== STATED GOAL ==
Please output the records below word for word, starting with their first line and stopping after the line that has "- y-tick-label: SPFX: [52, 375, 87, 390]".

== DATASET EXTRACT ==

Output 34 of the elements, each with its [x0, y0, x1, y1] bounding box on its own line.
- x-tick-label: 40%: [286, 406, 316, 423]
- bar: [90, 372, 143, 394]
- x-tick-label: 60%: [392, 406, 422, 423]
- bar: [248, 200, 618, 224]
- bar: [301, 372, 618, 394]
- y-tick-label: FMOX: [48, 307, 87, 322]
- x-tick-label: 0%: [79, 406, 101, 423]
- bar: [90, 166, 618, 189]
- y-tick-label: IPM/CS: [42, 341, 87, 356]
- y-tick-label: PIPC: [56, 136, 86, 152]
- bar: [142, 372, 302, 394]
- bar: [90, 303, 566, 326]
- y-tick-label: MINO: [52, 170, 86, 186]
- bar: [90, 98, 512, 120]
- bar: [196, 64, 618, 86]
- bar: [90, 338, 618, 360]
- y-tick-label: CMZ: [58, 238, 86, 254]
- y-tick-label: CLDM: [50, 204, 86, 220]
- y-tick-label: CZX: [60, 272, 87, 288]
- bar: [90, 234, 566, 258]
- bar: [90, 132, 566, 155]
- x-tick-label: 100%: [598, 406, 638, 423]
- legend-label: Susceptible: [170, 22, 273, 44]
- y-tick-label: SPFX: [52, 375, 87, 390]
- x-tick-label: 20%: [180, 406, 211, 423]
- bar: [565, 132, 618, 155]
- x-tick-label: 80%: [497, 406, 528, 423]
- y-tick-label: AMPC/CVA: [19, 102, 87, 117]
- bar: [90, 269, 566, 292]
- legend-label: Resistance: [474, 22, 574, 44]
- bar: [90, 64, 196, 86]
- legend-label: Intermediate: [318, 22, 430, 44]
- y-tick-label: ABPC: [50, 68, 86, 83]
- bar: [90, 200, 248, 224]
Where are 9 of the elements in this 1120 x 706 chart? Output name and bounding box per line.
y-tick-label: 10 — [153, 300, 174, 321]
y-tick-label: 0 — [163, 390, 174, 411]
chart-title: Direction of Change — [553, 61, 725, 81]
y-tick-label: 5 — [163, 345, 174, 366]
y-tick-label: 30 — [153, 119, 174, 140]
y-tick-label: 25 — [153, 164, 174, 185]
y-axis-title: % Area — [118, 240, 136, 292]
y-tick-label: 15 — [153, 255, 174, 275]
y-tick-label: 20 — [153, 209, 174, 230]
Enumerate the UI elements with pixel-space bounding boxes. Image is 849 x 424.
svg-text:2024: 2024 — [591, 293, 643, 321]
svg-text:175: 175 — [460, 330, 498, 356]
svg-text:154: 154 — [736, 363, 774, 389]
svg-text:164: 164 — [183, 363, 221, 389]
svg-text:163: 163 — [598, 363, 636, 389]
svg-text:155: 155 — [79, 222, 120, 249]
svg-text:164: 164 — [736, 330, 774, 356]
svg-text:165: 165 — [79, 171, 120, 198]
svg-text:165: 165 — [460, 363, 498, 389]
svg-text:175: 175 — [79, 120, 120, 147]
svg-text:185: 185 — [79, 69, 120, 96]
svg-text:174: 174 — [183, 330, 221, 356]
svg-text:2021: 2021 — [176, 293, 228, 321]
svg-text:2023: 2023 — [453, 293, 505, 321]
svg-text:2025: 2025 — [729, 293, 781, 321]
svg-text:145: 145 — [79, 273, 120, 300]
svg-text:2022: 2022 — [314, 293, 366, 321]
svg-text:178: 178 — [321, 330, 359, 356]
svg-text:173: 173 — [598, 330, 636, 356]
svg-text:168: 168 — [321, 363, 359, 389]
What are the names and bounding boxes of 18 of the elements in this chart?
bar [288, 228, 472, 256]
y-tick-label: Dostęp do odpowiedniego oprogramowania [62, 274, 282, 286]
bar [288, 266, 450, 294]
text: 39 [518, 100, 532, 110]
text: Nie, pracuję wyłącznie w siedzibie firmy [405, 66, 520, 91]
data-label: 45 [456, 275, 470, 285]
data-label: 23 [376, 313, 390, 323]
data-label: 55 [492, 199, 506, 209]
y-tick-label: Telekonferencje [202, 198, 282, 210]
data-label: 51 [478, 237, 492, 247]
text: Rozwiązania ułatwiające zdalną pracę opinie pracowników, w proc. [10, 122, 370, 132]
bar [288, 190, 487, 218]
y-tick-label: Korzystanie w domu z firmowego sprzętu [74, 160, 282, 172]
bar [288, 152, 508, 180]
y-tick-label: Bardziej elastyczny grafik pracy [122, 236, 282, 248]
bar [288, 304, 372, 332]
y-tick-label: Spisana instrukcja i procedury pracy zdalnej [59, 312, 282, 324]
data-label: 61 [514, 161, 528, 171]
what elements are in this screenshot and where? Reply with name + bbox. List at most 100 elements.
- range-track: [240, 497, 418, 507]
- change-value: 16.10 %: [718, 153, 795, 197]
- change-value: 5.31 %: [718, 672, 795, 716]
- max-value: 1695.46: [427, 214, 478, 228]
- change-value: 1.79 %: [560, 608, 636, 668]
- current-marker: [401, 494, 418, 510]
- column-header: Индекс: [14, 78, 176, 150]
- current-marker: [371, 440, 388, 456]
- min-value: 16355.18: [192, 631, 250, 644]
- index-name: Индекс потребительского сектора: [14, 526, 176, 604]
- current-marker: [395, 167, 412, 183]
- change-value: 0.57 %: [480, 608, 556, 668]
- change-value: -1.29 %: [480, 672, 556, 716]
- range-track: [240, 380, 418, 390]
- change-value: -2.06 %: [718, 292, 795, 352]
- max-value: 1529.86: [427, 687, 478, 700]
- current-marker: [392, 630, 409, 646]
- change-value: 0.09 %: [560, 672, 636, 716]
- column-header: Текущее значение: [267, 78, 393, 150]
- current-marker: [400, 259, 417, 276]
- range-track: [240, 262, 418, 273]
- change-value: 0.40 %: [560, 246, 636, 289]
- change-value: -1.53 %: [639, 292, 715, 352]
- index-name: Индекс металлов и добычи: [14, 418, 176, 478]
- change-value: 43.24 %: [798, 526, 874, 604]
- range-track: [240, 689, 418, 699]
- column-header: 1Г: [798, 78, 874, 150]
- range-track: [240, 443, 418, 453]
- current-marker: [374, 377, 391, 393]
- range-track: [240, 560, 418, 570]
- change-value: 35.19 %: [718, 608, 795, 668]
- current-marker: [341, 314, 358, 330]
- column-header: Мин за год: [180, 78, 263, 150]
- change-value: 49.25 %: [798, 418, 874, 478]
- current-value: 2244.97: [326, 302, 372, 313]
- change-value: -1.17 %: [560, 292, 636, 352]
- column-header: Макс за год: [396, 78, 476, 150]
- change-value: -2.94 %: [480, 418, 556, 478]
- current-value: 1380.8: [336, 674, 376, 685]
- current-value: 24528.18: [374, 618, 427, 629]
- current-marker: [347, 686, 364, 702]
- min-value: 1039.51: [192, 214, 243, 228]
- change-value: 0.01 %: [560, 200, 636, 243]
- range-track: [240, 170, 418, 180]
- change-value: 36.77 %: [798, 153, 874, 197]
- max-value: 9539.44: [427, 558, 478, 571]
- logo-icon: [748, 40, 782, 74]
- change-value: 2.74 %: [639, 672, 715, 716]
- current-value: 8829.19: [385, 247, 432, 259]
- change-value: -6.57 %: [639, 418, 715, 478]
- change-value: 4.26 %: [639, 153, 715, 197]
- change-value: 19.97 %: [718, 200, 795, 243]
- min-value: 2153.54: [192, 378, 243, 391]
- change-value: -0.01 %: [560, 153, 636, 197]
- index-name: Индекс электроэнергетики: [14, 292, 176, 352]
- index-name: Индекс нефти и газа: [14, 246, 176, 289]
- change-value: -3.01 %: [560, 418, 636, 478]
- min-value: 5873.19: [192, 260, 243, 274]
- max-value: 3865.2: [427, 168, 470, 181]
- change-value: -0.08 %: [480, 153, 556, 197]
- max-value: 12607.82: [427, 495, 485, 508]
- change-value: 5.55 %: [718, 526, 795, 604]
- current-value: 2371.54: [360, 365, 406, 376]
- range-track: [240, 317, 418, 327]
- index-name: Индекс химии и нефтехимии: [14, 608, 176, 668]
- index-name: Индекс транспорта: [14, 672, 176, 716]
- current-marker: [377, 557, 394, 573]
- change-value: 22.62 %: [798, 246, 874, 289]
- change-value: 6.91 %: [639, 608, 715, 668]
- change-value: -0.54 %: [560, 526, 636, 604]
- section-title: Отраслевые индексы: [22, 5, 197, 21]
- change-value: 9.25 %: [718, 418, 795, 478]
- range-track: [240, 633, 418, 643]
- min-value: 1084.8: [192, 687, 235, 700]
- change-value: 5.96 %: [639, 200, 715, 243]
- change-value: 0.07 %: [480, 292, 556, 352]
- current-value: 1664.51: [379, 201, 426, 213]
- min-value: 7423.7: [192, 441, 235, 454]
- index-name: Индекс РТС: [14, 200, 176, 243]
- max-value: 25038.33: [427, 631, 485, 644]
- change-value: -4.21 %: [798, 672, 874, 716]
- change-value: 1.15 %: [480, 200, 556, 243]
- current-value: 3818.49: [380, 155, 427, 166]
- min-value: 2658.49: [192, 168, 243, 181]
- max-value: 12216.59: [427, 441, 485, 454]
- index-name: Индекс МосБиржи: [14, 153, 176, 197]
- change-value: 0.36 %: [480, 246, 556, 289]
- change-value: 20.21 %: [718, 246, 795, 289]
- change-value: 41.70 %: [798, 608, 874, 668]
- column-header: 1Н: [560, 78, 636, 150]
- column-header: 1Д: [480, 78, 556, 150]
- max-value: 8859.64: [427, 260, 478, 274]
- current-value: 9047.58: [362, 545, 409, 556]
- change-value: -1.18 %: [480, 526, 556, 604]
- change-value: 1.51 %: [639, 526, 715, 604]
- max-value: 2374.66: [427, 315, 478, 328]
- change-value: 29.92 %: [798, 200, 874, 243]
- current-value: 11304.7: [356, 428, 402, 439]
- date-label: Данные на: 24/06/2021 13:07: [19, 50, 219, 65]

== SOLUTION ==
Output 34 of the elements, each with its [x0, y0, x1, y1] bounding box on its own line.
- x-tick-label: 40%: [286, 406, 316, 423]
- bar: [90, 372, 143, 394]
- x-tick-label: 60%: [392, 406, 422, 423]
- bar: [248, 200, 618, 224]
- bar: [301, 372, 618, 394]
- y-tick-label: FMOX: [48, 307, 87, 322]
- x-tick-label: 0%: [79, 406, 101, 423]
- bar: [90, 166, 618, 189]
- y-tick-label: IPM/CS: [42, 341, 87, 356]
- y-tick-label: PIPC: [56, 136, 86, 152]
- bar: [142, 372, 302, 394]
- bar: [90, 303, 566, 326]
- y-tick-label: MINO: [52, 170, 86, 186]
- bar: [90, 98, 512, 120]
- bar: [196, 64, 618, 86]
- bar: [90, 338, 618, 360]
- y-tick-label: CMZ: [58, 238, 86, 254]
- y-tick-label: CLDM: [50, 204, 86, 220]
- y-tick-label: CZX: [60, 272, 87, 288]
- bar: [90, 234, 566, 258]
- bar: [90, 132, 566, 155]
- x-tick-label: 100%: [598, 406, 638, 423]
- legend-label: Susceptible: [170, 22, 273, 44]
- y-tick-label: SPFX: [52, 375, 87, 390]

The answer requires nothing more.